## Given information
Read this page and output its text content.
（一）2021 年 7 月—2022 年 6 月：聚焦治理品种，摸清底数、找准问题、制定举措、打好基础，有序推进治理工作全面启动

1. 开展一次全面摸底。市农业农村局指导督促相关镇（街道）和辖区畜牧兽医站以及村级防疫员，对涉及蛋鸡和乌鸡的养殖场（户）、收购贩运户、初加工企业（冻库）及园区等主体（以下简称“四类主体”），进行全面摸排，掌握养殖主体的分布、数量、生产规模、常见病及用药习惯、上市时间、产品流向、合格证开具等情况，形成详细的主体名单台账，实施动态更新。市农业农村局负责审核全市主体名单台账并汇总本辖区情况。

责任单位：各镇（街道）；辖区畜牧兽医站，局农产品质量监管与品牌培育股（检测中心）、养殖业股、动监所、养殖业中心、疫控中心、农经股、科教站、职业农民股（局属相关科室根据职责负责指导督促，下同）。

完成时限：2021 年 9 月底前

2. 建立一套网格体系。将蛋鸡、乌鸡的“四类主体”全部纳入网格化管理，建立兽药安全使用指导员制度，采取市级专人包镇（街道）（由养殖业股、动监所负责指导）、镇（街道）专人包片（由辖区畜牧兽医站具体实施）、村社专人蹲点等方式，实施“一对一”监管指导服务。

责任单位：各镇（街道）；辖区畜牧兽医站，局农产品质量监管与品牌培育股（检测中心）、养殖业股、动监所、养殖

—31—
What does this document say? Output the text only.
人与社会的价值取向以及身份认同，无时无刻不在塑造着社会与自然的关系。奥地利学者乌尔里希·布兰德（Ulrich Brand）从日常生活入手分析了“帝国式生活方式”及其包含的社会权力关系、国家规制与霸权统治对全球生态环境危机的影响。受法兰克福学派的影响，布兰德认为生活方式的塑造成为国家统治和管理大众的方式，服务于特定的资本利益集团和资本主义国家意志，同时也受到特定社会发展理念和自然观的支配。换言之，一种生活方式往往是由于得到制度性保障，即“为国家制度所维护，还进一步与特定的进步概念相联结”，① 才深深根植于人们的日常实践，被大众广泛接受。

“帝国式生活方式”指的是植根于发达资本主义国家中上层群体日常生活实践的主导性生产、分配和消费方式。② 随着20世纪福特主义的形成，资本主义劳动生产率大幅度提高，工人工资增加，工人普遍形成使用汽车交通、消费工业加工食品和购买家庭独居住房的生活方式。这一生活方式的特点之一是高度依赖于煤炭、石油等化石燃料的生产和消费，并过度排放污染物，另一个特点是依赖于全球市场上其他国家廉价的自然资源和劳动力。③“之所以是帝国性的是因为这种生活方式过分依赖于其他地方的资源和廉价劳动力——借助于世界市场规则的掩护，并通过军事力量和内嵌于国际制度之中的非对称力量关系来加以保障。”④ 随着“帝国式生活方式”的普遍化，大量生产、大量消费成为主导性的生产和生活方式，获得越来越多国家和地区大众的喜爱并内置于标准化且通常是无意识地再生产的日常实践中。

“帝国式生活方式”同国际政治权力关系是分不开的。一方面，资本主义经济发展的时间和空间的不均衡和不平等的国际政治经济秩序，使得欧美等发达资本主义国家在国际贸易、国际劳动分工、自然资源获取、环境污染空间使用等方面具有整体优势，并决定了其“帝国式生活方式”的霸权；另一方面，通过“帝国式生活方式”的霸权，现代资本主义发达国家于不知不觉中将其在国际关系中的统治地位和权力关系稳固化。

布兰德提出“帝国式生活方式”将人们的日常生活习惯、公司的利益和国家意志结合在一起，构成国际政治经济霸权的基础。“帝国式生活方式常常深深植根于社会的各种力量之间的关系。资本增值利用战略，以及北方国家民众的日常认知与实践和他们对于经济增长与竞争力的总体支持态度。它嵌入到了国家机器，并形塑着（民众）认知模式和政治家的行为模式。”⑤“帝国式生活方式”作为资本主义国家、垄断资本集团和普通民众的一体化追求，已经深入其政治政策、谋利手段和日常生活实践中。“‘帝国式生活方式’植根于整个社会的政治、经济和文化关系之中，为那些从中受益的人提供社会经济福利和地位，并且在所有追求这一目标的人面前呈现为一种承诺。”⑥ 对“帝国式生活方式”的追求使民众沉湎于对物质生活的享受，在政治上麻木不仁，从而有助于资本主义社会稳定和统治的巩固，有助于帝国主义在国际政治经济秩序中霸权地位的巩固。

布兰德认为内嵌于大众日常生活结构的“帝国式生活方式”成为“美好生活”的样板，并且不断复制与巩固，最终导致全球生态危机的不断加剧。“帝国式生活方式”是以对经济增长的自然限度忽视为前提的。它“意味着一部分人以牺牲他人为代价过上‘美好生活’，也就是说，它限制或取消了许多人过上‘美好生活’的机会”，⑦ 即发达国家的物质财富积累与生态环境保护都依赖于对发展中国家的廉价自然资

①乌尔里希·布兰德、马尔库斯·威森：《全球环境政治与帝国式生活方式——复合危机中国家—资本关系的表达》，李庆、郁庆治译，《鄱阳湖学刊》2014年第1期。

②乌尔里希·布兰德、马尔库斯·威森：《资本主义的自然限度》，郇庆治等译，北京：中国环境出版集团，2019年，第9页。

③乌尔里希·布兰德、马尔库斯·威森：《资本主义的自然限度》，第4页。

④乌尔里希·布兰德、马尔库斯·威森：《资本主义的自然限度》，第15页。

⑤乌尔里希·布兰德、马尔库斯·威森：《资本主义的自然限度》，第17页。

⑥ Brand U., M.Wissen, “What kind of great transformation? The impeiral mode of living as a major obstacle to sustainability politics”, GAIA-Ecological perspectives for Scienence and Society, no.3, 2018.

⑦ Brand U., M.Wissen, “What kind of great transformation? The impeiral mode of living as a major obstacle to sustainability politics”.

## Set task
Repeat the data precisely, reproducing every entry.

## Final result
Read this page and output its text content.
（一）2021 年 7 月—2022 年 6 月：聚焦治理品种，摸清底数、找准问题、制定举措、打好基础，有序推进治理工作全面启动

1. 开展一次全面摸底。市农业农村局指导督促相关镇（街道）和辖区畜牧兽医站以及村级防疫员，对涉及蛋鸡和乌鸡的养殖场（户）、收购贩运户、初加工企业（冻库）及园区等主体（以下简称“四类主体”），进行全面摸排，掌握养殖主体的分布、数量、生产规模、常见病及用药习惯、上市时间、产品流向、合格证开具等情况，形成详细的主体名单台账，实施动态更新。市农业农村局负责审核全市主体名单台账并汇总本辖区情况。

责任单位：各镇（街道）；辖区畜牧兽医站，局农产品质量监管与品牌培育股（检测中心）、养殖业股、动监所、养殖业中心、疫控中心、农经股、科教站、职业农民股（局属相关科室根据职责负责指导督促，下同）。

完成时限：2021 年 9 月底前

2. 建立一套网格体系。将蛋鸡、乌鸡的“四类主体”全部纳入网格化管理，建立兽药安全使用指导员制度，采取市级专人包镇（街道）（由养殖业股、动监所负责指导）、镇（街道）专人包片（由辖区畜牧兽医站具体实施）、村社专人蹲点等方式，实施“一对一”监管指导服务。

责任单位：各镇（街道）；辖区畜牧兽医站，局农产品质量监管与品牌培育股（检测中心）、养殖业股、动监所、养殖

—31—
What does this document say? Output the text only.
人与社会的价值取向以及身份认同，无时无刻不在塑造着社会与自然的关系。奥地利学者乌尔里希·布兰德（Ulrich Brand）从日常生活入手分析了“帝国式生活方式”及其包含的社会权力关系、国家规制与霸权统治对全球生态环境危机的影响。受法兰克福学派的影响，布兰德认为生活方式的塑造成为国家统治和管理大众的方式，服务于特定的资本利益集团和资本主义国家意志，同时也受到特定社会发展理念和自然观的支配。换言之，一种生活方式往往是由于得到制度性保障，即“为国家制度所维护，还进一步与特定的进步概念相联结”，① 才深深根植于人们的日常实践，被大众广泛接受。

“帝国式生活方式”指的是植根于发达资本主义国家中上层群体日常生活实践的主导性生产、分配和消费方式。② 随着20世纪福特主义的形成，资本主义劳动生产率大幅度提高，工人工资增加，工人普遍形成使用汽车交通、消费工业加工食品和购买家庭独居住房的生活方式。这一生活方式的特点之一是高度依赖于煤炭、石油等化石燃料的生产和消费，并过度排放污染物，另一个特点是依赖于全球市场上其他国家廉价的自然资源和劳动力。③“之所以是帝国性的是因为这种生活方式过分依赖于其他地方的资源和廉价劳动力——借助于世界市场规则的掩护，并通过军事力量和内嵌于国际制度之中的非对称力量关系来加以保障。”④ 随着“帝国式生活方式”的普遍化，大量生产、大量消费成为主导性的生产和生活方式，获得越来越多国家和地区大众的喜爱并内置于标准化且通常是无意识地再生产的日常实践中。

“帝国式生活方式”同国际政治权力关系是分不开的。一方面，资本主义经济发展的时间和空间的不均衡和不平等的国际政治经济秩序，使得欧美等发达资本主义国家在国际贸易、国际劳动分工、自然资源获取、环境污染空间使用等方面具有整体优势，并决定了其“帝国式生活方式”的霸权；另一方面，通过“帝国式生活方式”的霸权，现代资本主义发达国家于不知不觉中将其在国际关系中的统治地位和权力关系稳固化。

布兰德提出“帝国式生活方式”将人们的日常生活习惯、公司的利益和国家意志结合在一起，构成国际政治经济霸权的基础。“帝国式生活方式常常深深植根于社会的各种力量之间的关系。资本增值利用战略，以及北方国家民众的日常认知与实践和他们对于经济增长与竞争力的总体支持态度。它嵌入到了国家机器，并形塑着（民众）认知模式和政治家的行为模式。”⑤“帝国式生活方式”作为资本主义国家、垄断资本集团和普通民众的一体化追求，已经深入其政治政策、谋利手段和日常生活实践中。“‘帝国式生活方式’植根于整个社会的政治、经济和文化关系之中，为那些从中受益的人提供社会经济福利和地位，并且在所有追求这一目标的人面前呈现为一种承诺。”⑥ 对“帝国式生活方式”的追求使民众沉湎于对物质生活的享受，在政治上麻木不仁，从而有助于资本主义社会稳定和统治的巩固，有助于帝国主义在国际政治经济秩序中霸权地位的巩固。

布兰德认为内嵌于大众日常生活结构的“帝国式生活方式”成为“美好生活”的样板，并且不断复制与巩固，最终导致全球生态危机的不断加剧。“帝国式生活方式”是以对经济增长的自然限度忽视为前提的。它“意味着一部分人以牺牲他人为代价过上‘美好生活’，也就是说，它限制或取消了许多人过上‘美好生活’的机会”，⑦ 即发达国家的物质财富积累与生态环境保护都依赖于对发展中国家的廉价自然资

①乌尔里希·布兰德、马尔库斯·威森：《全球环境政治与帝国式生活方式——复合危机中国家—资本关系的表达》，李庆、郁庆治译，《鄱阳湖学刊》2014年第1期。

②乌尔里希·布兰德、马尔库斯·威森：《资本主义的自然限度》，郇庆治等译，北京：中国环境出版集团，2019年，第9页。

③乌尔里希·布兰德、马尔库斯·威森：《资本主义的自然限度》，第4页。

④乌尔里希·布兰德、马尔库斯·威森：《资本主义的自然限度》，第15页。

⑤乌尔里希·布兰德、马尔库斯·威森：《资本主义的自然限度》，第17页。

⑥ Brand U., M.Wissen, “What kind of great transformation? The impeiral mode of living as a major obstacle to sustainability politics”, GAIA-Ecological perspectives for Scienence and Society, no.3, 2018.

⑦ Brand U., M.Wissen, “What kind of great transformation? The impeiral mode of living as a major obstacle to sustainability politics”.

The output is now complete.